Data records:
---*---
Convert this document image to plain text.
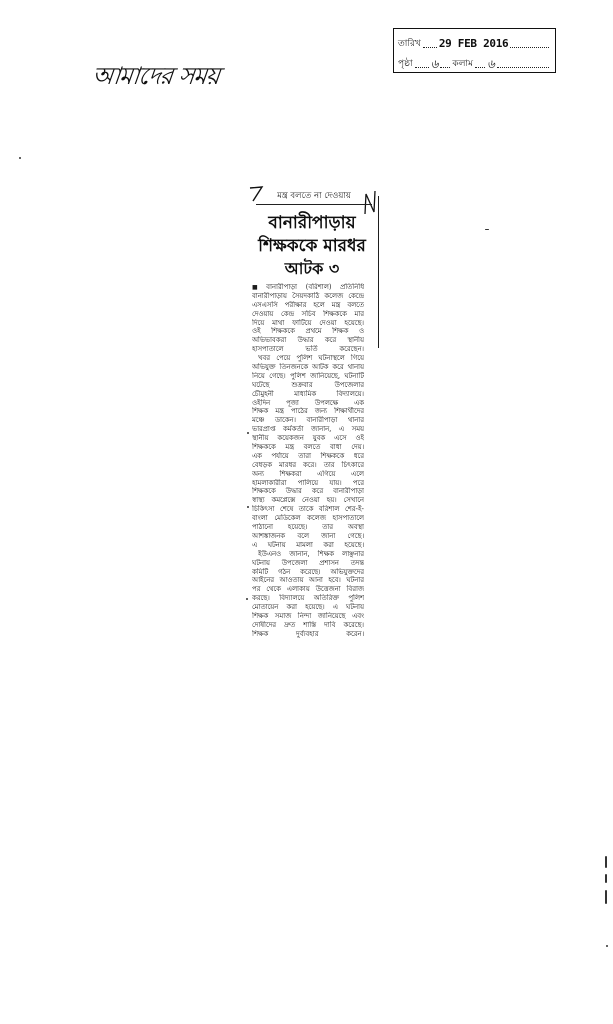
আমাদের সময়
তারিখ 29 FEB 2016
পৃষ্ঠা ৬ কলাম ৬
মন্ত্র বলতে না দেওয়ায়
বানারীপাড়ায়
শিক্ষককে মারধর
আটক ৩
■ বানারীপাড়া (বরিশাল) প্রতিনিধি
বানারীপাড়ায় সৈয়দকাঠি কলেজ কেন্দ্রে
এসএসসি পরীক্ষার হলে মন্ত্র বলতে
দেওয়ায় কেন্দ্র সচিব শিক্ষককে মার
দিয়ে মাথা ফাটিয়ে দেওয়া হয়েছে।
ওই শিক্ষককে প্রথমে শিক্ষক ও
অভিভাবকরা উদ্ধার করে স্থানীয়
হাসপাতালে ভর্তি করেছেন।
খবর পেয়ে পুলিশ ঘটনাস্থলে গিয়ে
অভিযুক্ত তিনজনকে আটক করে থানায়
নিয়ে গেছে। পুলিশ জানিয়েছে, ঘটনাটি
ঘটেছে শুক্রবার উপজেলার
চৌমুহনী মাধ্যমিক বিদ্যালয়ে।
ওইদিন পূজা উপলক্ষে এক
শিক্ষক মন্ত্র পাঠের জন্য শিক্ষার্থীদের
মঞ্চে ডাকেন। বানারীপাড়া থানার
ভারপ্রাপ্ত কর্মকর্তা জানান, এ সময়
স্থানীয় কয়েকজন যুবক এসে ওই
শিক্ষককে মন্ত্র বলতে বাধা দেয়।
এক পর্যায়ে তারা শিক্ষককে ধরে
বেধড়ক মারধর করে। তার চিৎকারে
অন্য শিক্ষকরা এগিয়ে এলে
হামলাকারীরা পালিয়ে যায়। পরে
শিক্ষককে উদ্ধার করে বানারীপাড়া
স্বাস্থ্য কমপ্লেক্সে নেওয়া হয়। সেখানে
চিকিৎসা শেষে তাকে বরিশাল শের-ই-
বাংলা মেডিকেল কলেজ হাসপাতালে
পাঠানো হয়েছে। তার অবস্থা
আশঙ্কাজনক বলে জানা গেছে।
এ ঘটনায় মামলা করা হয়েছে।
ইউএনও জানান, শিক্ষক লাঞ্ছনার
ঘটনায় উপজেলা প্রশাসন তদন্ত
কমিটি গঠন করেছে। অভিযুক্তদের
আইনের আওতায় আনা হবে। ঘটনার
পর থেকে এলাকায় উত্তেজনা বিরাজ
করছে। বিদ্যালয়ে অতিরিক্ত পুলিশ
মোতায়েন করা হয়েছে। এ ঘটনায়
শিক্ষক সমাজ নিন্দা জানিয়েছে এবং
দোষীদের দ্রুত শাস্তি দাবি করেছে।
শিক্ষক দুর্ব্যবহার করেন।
---*---
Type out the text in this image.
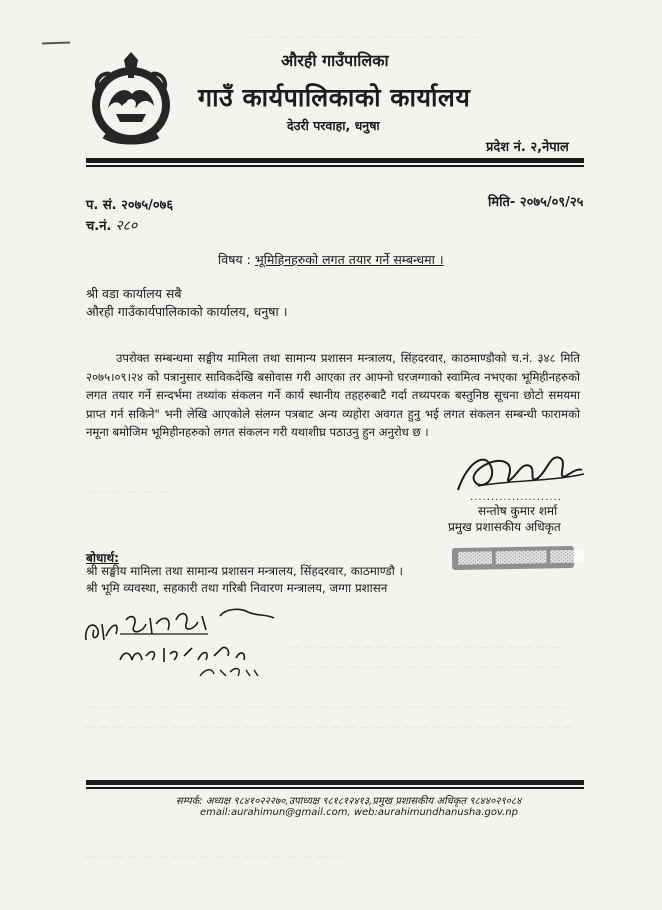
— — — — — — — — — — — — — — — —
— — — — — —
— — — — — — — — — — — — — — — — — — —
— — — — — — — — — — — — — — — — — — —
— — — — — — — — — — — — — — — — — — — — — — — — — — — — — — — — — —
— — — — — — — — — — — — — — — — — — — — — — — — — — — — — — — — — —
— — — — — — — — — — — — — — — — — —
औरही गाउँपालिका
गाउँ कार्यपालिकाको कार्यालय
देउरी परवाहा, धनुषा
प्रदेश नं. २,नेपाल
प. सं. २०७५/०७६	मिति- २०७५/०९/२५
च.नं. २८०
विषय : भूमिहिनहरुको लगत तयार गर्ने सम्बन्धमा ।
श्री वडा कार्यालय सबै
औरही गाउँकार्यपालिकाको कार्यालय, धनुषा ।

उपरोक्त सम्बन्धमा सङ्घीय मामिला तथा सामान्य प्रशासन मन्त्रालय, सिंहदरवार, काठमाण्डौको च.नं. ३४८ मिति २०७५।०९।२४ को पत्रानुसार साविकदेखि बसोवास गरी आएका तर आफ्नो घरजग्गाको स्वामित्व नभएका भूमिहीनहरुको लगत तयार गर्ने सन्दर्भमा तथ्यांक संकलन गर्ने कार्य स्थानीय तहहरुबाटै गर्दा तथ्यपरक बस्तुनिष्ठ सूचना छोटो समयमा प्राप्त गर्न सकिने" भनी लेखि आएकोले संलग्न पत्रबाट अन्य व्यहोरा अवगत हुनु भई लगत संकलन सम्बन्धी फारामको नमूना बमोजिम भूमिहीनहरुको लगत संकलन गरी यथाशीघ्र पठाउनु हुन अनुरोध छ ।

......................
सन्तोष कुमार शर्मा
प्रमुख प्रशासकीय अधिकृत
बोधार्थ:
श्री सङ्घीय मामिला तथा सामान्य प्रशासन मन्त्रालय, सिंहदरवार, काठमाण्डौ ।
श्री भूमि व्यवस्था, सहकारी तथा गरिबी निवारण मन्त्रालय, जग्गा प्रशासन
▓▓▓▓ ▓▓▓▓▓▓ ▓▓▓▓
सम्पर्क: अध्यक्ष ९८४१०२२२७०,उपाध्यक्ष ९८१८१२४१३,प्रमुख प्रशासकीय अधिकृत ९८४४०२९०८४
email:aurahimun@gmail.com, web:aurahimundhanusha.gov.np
---*---
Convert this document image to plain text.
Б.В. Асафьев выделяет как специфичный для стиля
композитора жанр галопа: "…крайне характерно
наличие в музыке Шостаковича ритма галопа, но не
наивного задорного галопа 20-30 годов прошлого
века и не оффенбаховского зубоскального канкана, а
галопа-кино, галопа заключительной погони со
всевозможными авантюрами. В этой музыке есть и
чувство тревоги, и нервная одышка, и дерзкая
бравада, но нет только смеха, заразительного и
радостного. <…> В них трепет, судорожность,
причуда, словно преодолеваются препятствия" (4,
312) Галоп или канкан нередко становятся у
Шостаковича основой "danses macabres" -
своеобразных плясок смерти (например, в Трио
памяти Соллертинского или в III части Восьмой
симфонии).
---*---
Pick out lines containing the word "музыке", each one as written.

» **Solution to the exercise**
наличие в музыке Шостаковича ритма галопа, но не
всевозможными авантюрами. В этой музыке есть и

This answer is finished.